(TASK DETAILS)
From the entries below, copy out every line with "降水量观测仪器" in it.

(GIVEN INFORMATION)

:::::

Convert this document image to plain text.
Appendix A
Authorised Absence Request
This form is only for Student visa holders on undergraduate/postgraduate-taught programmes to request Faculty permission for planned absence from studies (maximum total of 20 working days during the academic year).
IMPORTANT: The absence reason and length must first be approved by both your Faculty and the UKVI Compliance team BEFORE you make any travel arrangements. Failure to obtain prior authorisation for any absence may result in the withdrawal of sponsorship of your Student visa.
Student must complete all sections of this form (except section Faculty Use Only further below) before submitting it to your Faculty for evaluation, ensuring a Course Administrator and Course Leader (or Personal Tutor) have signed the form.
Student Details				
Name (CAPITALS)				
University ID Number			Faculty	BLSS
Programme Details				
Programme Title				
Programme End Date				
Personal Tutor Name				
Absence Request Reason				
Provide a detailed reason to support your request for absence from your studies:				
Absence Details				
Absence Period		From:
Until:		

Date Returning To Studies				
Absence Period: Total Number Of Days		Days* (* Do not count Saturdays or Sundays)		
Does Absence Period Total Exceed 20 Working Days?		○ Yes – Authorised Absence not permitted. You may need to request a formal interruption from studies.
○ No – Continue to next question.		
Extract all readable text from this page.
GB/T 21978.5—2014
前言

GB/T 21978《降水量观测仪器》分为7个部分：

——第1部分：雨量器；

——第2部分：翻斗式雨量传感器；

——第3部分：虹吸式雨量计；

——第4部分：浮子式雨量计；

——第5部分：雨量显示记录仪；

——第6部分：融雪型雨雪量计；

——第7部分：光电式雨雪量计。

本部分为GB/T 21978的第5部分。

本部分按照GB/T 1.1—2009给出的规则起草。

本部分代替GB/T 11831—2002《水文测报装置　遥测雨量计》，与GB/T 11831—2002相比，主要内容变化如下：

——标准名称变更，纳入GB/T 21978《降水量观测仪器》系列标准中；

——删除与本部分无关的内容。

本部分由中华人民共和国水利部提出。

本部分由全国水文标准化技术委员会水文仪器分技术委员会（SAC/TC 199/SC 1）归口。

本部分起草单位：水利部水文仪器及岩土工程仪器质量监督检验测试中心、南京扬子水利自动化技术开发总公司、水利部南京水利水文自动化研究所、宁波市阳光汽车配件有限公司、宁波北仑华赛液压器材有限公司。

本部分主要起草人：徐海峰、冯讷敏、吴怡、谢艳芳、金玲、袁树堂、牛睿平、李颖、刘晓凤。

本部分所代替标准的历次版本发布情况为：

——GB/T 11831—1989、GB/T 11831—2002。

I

:::::

(WRITTEN REPLY)
GB/T 21978《降水量观测仪器》分为7个部分：
——标准名称变更，纳入GB/T 21978《降水量观测仪器》系列标准中；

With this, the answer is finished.